Work to be completed: Each entry below is to be printed verbatim.

## start Stored records

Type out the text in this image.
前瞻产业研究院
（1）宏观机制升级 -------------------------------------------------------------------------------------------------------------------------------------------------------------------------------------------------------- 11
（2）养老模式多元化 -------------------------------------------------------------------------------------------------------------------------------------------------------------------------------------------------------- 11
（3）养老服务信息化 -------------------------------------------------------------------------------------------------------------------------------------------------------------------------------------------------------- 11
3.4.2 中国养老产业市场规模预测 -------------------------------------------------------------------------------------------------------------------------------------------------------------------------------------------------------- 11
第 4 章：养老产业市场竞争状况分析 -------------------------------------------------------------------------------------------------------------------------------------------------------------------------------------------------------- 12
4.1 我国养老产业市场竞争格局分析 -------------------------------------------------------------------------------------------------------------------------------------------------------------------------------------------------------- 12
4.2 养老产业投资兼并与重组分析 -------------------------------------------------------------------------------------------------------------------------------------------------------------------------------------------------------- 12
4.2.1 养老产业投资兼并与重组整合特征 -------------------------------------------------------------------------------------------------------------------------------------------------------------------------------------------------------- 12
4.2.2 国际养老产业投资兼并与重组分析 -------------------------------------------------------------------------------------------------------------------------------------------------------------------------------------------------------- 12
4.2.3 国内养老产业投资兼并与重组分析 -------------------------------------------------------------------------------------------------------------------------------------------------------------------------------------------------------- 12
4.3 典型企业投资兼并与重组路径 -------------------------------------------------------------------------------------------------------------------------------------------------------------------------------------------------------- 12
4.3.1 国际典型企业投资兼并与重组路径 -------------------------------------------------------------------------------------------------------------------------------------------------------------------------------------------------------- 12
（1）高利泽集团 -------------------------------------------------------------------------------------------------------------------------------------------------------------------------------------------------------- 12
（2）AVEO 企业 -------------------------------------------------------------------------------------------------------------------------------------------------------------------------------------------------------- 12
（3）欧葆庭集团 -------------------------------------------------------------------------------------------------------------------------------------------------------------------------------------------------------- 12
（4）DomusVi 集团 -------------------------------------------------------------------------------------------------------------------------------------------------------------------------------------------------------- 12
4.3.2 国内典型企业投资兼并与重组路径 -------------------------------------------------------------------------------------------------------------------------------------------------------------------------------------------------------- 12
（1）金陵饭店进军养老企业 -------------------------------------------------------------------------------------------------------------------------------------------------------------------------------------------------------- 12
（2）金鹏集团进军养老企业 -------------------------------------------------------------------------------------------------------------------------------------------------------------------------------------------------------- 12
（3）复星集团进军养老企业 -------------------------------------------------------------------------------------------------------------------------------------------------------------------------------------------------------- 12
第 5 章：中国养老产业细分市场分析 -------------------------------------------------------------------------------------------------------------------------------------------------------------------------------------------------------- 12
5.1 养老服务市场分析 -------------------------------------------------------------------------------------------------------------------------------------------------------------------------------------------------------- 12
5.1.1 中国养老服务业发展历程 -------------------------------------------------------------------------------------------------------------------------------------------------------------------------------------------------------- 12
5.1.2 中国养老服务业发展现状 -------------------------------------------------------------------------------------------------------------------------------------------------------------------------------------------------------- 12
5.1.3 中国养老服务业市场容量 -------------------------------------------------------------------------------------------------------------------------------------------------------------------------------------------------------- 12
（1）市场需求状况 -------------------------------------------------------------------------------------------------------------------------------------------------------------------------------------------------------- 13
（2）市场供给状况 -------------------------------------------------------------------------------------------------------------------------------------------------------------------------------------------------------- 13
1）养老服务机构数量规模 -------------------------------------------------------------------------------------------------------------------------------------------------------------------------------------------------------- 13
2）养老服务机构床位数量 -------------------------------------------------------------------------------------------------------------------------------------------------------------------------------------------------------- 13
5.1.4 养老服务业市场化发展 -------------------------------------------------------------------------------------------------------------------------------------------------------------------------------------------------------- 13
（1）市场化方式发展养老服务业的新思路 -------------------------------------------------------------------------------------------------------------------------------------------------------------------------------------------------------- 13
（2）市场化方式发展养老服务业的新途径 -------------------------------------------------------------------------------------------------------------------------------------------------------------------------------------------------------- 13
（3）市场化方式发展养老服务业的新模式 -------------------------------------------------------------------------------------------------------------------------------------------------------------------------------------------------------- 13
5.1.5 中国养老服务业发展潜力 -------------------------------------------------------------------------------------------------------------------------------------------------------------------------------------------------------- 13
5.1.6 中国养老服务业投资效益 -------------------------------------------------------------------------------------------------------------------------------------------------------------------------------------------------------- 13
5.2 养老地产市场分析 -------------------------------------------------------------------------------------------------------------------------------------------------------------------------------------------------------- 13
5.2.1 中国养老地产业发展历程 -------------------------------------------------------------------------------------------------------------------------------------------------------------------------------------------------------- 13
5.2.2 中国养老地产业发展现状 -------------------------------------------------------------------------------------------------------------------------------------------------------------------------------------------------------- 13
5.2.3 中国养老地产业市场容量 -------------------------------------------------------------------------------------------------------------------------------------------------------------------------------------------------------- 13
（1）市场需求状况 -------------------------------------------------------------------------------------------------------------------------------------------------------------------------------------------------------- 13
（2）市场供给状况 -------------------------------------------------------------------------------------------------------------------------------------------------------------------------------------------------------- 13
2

## end Stored records

Answer:
Type out the text in this image.
前瞻产业研究院
（1）宏观机制升级 -------------------------------------------------------------------------------------------------------------------------------------------------------------------------------------------------------- 11
（2）养老模式多元化 -------------------------------------------------------------------------------------------------------------------------------------------------------------------------------------------------------- 11
（3）养老服务信息化 -------------------------------------------------------------------------------------------------------------------------------------------------------------------------------------------------------- 11
3.4.2 中国养老产业市场规模预测 -------------------------------------------------------------------------------------------------------------------------------------------------------------------------------------------------------- 11
第 4 章：养老产业市场竞争状况分析 -------------------------------------------------------------------------------------------------------------------------------------------------------------------------------------------------------- 12
4.1 我国养老产业市场竞争格局分析 -------------------------------------------------------------------------------------------------------------------------------------------------------------------------------------------------------- 12
4.2 养老产业投资兼并与重组分析 -------------------------------------------------------------------------------------------------------------------------------------------------------------------------------------------------------- 12
4.2.1 养老产业投资兼并与重组整合特征 -------------------------------------------------------------------------------------------------------------------------------------------------------------------------------------------------------- 12
4.2.2 国际养老产业投资兼并与重组分析 -------------------------------------------------------------------------------------------------------------------------------------------------------------------------------------------------------- 12
4.2.3 国内养老产业投资兼并与重组分析 -------------------------------------------------------------------------------------------------------------------------------------------------------------------------------------------------------- 12
4.3 典型企业投资兼并与重组路径 -------------------------------------------------------------------------------------------------------------------------------------------------------------------------------------------------------- 12
4.3.1 国际典型企业投资兼并与重组路径 -------------------------------------------------------------------------------------------------------------------------------------------------------------------------------------------------------- 12
（1）高利泽集团 -------------------------------------------------------------------------------------------------------------------------------------------------------------------------------------------------------- 12
（2）AVEO 企业 -------------------------------------------------------------------------------------------------------------------------------------------------------------------------------------------------------- 12
（3）欧葆庭集团 -------------------------------------------------------------------------------------------------------------------------------------------------------------------------------------------------------- 12
（4）DomusVi 集团 -------------------------------------------------------------------------------------------------------------------------------------------------------------------------------------------------------- 12
4.3.2 国内典型企业投资兼并与重组路径 -------------------------------------------------------------------------------------------------------------------------------------------------------------------------------------------------------- 12
（1）金陵饭店进军养老企业 -------------------------------------------------------------------------------------------------------------------------------------------------------------------------------------------------------- 12
（2）金鹏集团进军养老企业 -------------------------------------------------------------------------------------------------------------------------------------------------------------------------------------------------------- 12
（3）复星集团进军养老企业 -------------------------------------------------------------------------------------------------------------------------------------------------------------------------------------------------------- 12
第 5 章：中国养老产业细分市场分析 -------------------------------------------------------------------------------------------------------------------------------------------------------------------------------------------------------- 12
5.1 养老服务市场分析 -------------------------------------------------------------------------------------------------------------------------------------------------------------------------------------------------------- 12
5.1.1 中国养老服务业发展历程 -------------------------------------------------------------------------------------------------------------------------------------------------------------------------------------------------------- 12
5.1.2 中国养老服务业发展现状 -------------------------------------------------------------------------------------------------------------------------------------------------------------------------------------------------------- 12
5.1.3 中国养老服务业市场容量 -------------------------------------------------------------------------------------------------------------------------------------------------------------------------------------------------------- 12
（1）市场需求状况 -------------------------------------------------------------------------------------------------------------------------------------------------------------------------------------------------------- 13
（2）市场供给状况 -------------------------------------------------------------------------------------------------------------------------------------------------------------------------------------------------------- 13
1）养老服务机构数量规模 -------------------------------------------------------------------------------------------------------------------------------------------------------------------------------------------------------- 13
2）养老服务机构床位数量 -------------------------------------------------------------------------------------------------------------------------------------------------------------------------------------------------------- 13
5.1.4 养老服务业市场化发展 -------------------------------------------------------------------------------------------------------------------------------------------------------------------------------------------------------- 13
（1）市场化方式发展养老服务业的新思路 -------------------------------------------------------------------------------------------------------------------------------------------------------------------------------------------------------- 13
（2）市场化方式发展养老服务业的新途径 -------------------------------------------------------------------------------------------------------------------------------------------------------------------------------------------------------- 13
（3）市场化方式发展养老服务业的新模式 -------------------------------------------------------------------------------------------------------------------------------------------------------------------------------------------------------- 13
5.1.5 中国养老服务业发展潜力 -------------------------------------------------------------------------------------------------------------------------------------------------------------------------------------------------------- 13
5.1.6 中国养老服务业投资效益 -------------------------------------------------------------------------------------------------------------------------------------------------------------------------------------------------------- 13
5.2 养老地产市场分析 -------------------------------------------------------------------------------------------------------------------------------------------------------------------------------------------------------- 13
5.2.1 中国养老地产业发展历程 -------------------------------------------------------------------------------------------------------------------------------------------------------------------------------------------------------- 13
5.2.2 中国养老地产业发展现状 -------------------------------------------------------------------------------------------------------------------------------------------------------------------------------------------------------- 13
5.2.3 中国养老地产业市场容量 -------------------------------------------------------------------------------------------------------------------------------------------------------------------------------------------------------- 13
（1）市场需求状况 -------------------------------------------------------------------------------------------------------------------------------------------------------------------------------------------------------- 13
（2）市场供给状况 -------------------------------------------------------------------------------------------------------------------------------------------------------------------------------------------------------- 13
2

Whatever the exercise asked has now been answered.